• [EXTRAIT DE PAGE]

Barbotant dans d’autres eaux mais tout aussi bancale, “Banat Dounia” de l’ex-prometteur Hatim Idar. Le texte de la chanson — à ne pas confondre avec une chanson à texte — est d’une rare poésie. Jugeons : “J’ai quitté les filles de ce monde en disant ‘bye bye’ et pour toi ma belle j’ai chanté ‘waye waye’. Elle aime le McFlurry, elle aime le Galaxy, elle s’amourache de Messi.” Nous voilà tout retournés par une sensibilité linguistique à renvoyer aux vestiaires Nizar Kabbani, Ali Haddani, Tahar Sebbata, mais aussi Fathallah Lamghari, auteur de “Nidae El Hassan”. Poursuivons : “Sa grande intelligence me fait voyager. Tu me manques Nutella, ah ah ah ahinou.” Le “ah” ici est un couinement. Oui, Idar a fini par couiner. Et nous autres ignorants, ne savons pas que c’est de l’innovation, de la modernité. Il y a quelques décennies, une commission — chapeautée pendant un temps par Ahmed El Bidaoui — veillait au grain. Les paroles d’une chanson avaient besoin de son aval avant d’arriver aux oreilles du public. Nous ne faisons pas appel aujourd’hui à la censure mais plutôt à un Conseil contre la maltraitance de l’ouïe. En acceptant de reconnaître, qu’à l’époque, on connaissait peu Nutella et McFlurry n’existait pas. La chanson de Hatim Idar aurait pu être sauvée par un texte moins volage. La musique qui l’enveloppe en a sérieusement souffert. On note juste que le compositeur s’est amusé à écouter longuement “Tonton du bled” du groupe français 113, à moins que ça ne soit fait à l’insu de son plein gré. Visuellement, c’est une autre prose. Il y a la dulcinée qu’il surnomme Nutella, il y a le 10 de Messi et point de Galaxy ou de McFlurry. La tristesse aurait pu nous engloutir si Idar n’avait pas fait appel aux inénarrables Noureddine Niba et Adam Lhlou qui se fait intituler Adouma. Deux youtubeurs urbains sentant plus l’asphalte que l’air du temps. Ils s’entre-flèchent régulièrement par vidéos interposées, ce qui offre des buzz nauséabonds. On les voit dans le clip s’envoyer des regards malsains et quasiment en arriver aux mains. On peut même lire sur les lèvres de Niba des mots salaces prononcés à l’endroit d’Adouma. Autant dire que c’est du propre.

• [FICHES DE DONNÉES]
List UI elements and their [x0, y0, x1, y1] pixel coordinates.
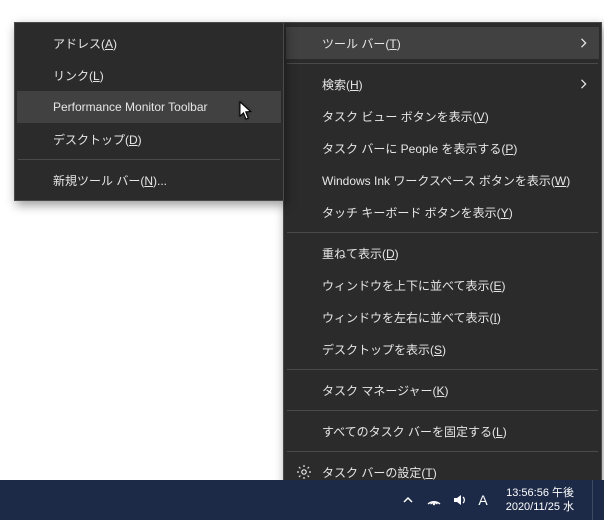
menu-separator [287, 232, 598, 233]
menu-item-lock-taskbars[interactable]: すべてのタスク バーを固定する(L) [286, 415, 599, 447]
menu-item-search[interactable]: 検索(H) [286, 68, 599, 100]
menu-item-label: Performance Monitor Toolbar [53, 100, 208, 114]
menu-separator [287, 63, 598, 64]
menu-separator [287, 410, 598, 411]
menu-item-people[interactable]: タスク バーに People を表示する(P) [286, 132, 599, 164]
menu-item-label: Windows Ink ワークスペース ボタンを表示(W) [322, 172, 570, 189]
menu-item-show-desktop[interactable]: デスクトップを表示(S) [286, 333, 599, 365]
submenu-arrow-icon [579, 38, 589, 48]
menu-item-label: すべてのタスク バーを固定する(L) [322, 423, 507, 440]
menu-item-toolbars[interactable]: ツール バー(T) [286, 27, 599, 59]
menu-separator [287, 369, 598, 370]
system-tray: A 13:56:56 午後 2020/11/25 水 [400, 480, 598, 520]
submenu-item-links[interactable]: リンク(L) [17, 59, 281, 91]
submenu-item-new-toolbar[interactable]: 新規ツール バー(N)... [17, 164, 281, 196]
menu-item-cascade[interactable]: 重ねて表示(D) [286, 237, 599, 269]
menu-separator [287, 451, 598, 452]
menu-item-label: ウィンドウを左右に並べて表示(I) [322, 309, 501, 326]
menu-item-ink[interactable]: Windows Ink ワークスペース ボタンを表示(W) [286, 164, 599, 196]
menu-item-label: デスクトップを表示(S) [322, 341, 446, 358]
menu-item-label: 重ねて表示(D) [322, 245, 399, 262]
menu-item-label: 検索(H) [322, 76, 363, 93]
taskbar[interactable]: A 13:56:56 午後 2020/11/25 水 [0, 480, 604, 520]
show-desktop-button[interactable] [592, 480, 598, 520]
menu-separator [18, 159, 280, 160]
volume-icon[interactable] [452, 492, 468, 508]
menu-item-label: タスク ビュー ボタンを表示(V) [322, 108, 489, 125]
menu-item-label: ウィンドウを上下に並べて表示(E) [322, 277, 506, 294]
menu-item-label: タスク バーの設定(T) [322, 464, 437, 481]
network-icon[interactable] [426, 492, 442, 508]
gear-icon [296, 464, 312, 480]
taskbar-context-menu: ツール バー(T) 検索(H) タスク ビュー ボタンを表示(V) タスク バー… [283, 22, 602, 493]
menu-item-label: タスク バーに People を表示する(P) [322, 140, 517, 157]
menu-item-label: デスクトップ(D) [53, 131, 142, 148]
menu-item-label: ツール バー(T) [322, 35, 401, 52]
ime-indicator[interactable]: A [478, 492, 487, 508]
taskbar-clock[interactable]: 13:56:56 午後 2020/11/25 水 [506, 486, 574, 514]
menu-item-sidebyside[interactable]: ウィンドウを左右に並べて表示(I) [286, 301, 599, 333]
desktop-background: { "taskbar": { "clock_time": "13:56:56 午… [0, 0, 604, 520]
submenu-item-address[interactable]: アドレス(A) [17, 27, 281, 59]
tray-overflow-icon[interactable] [400, 492, 416, 508]
menu-item-label: タスク マネージャー(K) [322, 382, 449, 399]
submenu-arrow-icon [579, 79, 589, 89]
clock-time: 13:56:56 午後 [506, 486, 574, 500]
menu-item-touchkbd[interactable]: タッチ キーボード ボタンを表示(Y) [286, 196, 599, 228]
menu-item-label: タッチ キーボード ボタンを表示(Y) [322, 204, 513, 221]
clock-date: 2020/11/25 水 [506, 500, 574, 514]
submenu-item-perfmon-toolbar[interactable]: Performance Monitor Toolbar [17, 91, 281, 123]
menu-item-stack[interactable]: ウィンドウを上下に並べて表示(E) [286, 269, 599, 301]
menu-item-label: リンク(L) [53, 67, 104, 84]
menu-item-taskview[interactable]: タスク ビュー ボタンを表示(V) [286, 100, 599, 132]
menu-item-taskmgr[interactable]: タスク マネージャー(K) [286, 374, 599, 406]
menu-item-label: 新規ツール バー(N)... [53, 172, 167, 189]
toolbars-submenu: アドレス(A) リンク(L) Performance Monitor Toolb… [14, 22, 284, 201]
menu-item-label: アドレス(A) [53, 35, 117, 52]
submenu-item-desktop[interactable]: デスクトップ(D) [17, 123, 281, 155]
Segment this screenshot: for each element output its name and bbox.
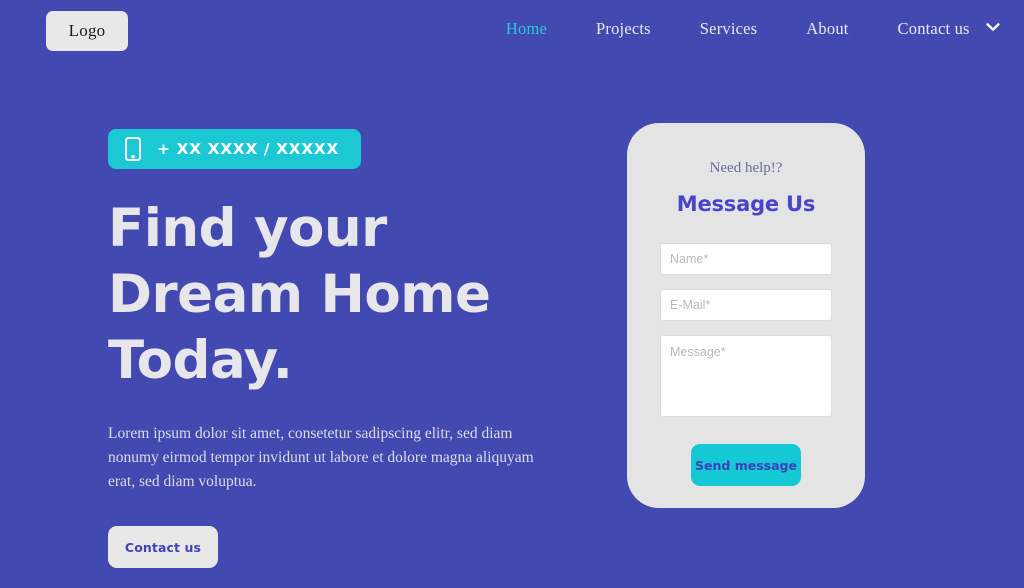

• [CONSIGNES]
A. Répondez à ces questions d'après la critique de « Banat Dounia » :
(i) Qui est l'auteur de « Nidae El Hassan » ?
(ii) Quel morceau le compositeur se serait-il amusé à écouter longuement, et de quel groupe ?
(iii) Sous quel nom Adam Lhlou se fait-il appeler ?
B. Rédigez la suite de la critique de « Banat Dounia » après sa dernière phrase.
Les fiches n'ont aucun lien avec la critique de « Banat Dounia ».

• [RÉPONSES PAR CONSIGNE]
A.
(i) Fathallah Lamghari.
(ii) « Tonton du bled », du groupe français 113.
(iii) Adouma.

B.
L’homme et la gueunon

Plus digeste est “Ghazali” de Saâd Lamjarred. Ce gar- on est décidément au chevet d’un combo de chanteurs à la recherche d’une rigueur qu’ils ignorent. Son assurance l’a poussé légitimement à mordre à pleines dents dans la vie. Il est la star arabe que le Maroc n’a pas eue depuis très longtemps. Il fait dans SON moderne et il plaît ici comme ailleurs. “Ghazali” est un hymne à l’amour, souvent inassouvi. Paroles fluides et sans dommages, une chorégraphie entraînante, un léger parfum khaliji, des ritournelles africaines, une dakka marrakchia à la limite de la suggestion… Une pop sincère et généreuse. Un clip où de jolies filles croisent une représentation physique de Michael Jackson, un dromadaire, une voiture de luxe. Une vidéo à plus de 20 millions de vues. Et surtout une gueunon jouant le rôle de la gazelle. Un message faussement subliminal ? Pas de précipitation, l’affaire est toujours entre les mains de la justice.